■ Exercise description ■
Take each line containing the word "varit" and copy it.

(Dataset items)
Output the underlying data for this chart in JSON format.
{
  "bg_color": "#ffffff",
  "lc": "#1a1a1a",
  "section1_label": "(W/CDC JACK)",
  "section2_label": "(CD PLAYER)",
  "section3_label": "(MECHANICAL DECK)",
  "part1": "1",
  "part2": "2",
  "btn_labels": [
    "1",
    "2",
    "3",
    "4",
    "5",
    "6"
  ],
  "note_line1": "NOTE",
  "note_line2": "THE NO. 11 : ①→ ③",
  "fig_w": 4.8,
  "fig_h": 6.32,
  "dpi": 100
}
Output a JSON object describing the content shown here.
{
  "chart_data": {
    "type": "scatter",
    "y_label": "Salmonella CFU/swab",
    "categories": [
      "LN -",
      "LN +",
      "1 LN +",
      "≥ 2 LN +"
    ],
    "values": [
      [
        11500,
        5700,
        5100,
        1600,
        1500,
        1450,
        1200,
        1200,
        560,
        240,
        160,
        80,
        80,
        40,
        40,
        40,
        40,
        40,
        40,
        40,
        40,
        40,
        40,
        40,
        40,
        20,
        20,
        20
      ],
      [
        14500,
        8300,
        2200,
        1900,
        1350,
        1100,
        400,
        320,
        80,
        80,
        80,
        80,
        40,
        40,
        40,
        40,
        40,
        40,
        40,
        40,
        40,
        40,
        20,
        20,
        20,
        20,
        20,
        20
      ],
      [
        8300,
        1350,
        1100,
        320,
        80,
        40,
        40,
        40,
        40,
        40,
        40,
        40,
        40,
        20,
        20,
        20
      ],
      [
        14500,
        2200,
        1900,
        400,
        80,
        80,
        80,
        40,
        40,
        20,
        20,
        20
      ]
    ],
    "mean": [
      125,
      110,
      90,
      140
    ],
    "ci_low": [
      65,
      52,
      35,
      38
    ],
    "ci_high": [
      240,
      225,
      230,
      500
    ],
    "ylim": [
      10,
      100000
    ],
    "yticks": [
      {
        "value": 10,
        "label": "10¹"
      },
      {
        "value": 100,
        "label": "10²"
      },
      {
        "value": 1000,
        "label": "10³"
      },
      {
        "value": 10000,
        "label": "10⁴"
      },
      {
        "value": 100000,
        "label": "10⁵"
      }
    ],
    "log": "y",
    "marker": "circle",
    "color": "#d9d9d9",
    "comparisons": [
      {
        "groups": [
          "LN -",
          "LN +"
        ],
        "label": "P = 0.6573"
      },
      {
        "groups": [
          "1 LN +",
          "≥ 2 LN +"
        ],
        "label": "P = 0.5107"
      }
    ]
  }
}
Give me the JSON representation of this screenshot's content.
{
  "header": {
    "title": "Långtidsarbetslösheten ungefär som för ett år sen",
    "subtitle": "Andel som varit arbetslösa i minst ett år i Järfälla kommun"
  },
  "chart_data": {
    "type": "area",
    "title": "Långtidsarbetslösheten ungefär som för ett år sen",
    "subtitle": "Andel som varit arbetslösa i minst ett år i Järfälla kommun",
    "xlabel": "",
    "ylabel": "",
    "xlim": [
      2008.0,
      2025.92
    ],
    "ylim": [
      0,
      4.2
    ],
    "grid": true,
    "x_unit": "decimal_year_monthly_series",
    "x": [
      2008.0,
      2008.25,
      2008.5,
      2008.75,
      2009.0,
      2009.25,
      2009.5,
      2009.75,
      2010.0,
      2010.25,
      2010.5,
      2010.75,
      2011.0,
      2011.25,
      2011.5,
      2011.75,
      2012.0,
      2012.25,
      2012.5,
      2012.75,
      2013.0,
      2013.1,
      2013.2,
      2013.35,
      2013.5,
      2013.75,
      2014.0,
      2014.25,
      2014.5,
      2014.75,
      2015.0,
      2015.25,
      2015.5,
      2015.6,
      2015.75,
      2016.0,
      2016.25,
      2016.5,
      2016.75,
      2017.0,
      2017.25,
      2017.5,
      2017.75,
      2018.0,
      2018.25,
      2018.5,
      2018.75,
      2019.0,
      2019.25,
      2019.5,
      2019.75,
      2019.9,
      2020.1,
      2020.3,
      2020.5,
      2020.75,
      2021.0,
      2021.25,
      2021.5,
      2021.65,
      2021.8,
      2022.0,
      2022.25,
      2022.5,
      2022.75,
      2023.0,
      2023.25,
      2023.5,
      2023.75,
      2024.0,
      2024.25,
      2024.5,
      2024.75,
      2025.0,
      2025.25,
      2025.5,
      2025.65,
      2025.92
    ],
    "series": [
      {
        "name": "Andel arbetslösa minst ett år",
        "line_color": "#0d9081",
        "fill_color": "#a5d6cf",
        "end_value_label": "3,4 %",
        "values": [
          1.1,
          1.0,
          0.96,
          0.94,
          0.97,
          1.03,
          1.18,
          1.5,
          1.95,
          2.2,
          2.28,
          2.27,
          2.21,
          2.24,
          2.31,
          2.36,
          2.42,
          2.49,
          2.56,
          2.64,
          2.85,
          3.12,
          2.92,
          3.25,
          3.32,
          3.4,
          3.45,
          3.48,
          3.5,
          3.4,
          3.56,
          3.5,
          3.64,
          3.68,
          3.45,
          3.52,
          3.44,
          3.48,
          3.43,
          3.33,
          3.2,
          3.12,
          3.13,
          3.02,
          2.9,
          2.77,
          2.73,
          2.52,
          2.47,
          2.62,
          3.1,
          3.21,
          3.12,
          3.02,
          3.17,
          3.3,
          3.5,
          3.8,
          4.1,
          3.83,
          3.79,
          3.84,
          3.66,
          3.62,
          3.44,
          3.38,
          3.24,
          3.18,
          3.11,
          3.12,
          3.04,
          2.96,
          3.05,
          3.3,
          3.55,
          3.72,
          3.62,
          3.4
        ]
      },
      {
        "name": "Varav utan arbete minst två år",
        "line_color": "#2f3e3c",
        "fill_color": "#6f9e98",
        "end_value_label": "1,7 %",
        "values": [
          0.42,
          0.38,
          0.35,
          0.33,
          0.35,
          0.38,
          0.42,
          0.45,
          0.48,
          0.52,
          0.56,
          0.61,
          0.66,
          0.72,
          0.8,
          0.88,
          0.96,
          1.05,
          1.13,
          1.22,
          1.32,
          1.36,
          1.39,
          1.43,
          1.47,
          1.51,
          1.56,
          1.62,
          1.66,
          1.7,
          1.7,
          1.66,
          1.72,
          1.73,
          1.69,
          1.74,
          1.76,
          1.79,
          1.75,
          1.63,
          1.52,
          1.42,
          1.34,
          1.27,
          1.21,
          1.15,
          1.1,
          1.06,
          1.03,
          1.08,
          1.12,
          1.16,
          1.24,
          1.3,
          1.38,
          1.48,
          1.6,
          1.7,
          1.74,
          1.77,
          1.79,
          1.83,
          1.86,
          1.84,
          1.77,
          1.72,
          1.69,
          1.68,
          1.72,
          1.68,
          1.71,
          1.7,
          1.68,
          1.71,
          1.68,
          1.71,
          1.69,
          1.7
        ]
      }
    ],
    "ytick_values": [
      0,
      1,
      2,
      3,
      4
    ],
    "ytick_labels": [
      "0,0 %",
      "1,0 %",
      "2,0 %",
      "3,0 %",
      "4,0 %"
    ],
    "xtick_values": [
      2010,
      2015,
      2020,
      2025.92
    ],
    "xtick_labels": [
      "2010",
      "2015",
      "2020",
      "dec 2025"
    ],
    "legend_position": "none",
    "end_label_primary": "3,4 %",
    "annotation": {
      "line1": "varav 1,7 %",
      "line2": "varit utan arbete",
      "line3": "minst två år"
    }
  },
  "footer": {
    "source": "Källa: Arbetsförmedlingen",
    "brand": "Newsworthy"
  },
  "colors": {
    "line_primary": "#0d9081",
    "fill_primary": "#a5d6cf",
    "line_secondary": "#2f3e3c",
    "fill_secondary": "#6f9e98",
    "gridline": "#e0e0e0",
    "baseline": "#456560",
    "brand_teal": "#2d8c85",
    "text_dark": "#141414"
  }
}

■ Task output ■
    "subtitle": "Andel som varit arbetslösa i minst ett år i Järfälla kommun"
    "subtitle": "Andel som varit arbetslösa i minst ett år i Järfälla kommun",
      "line2": "varit utan arbete",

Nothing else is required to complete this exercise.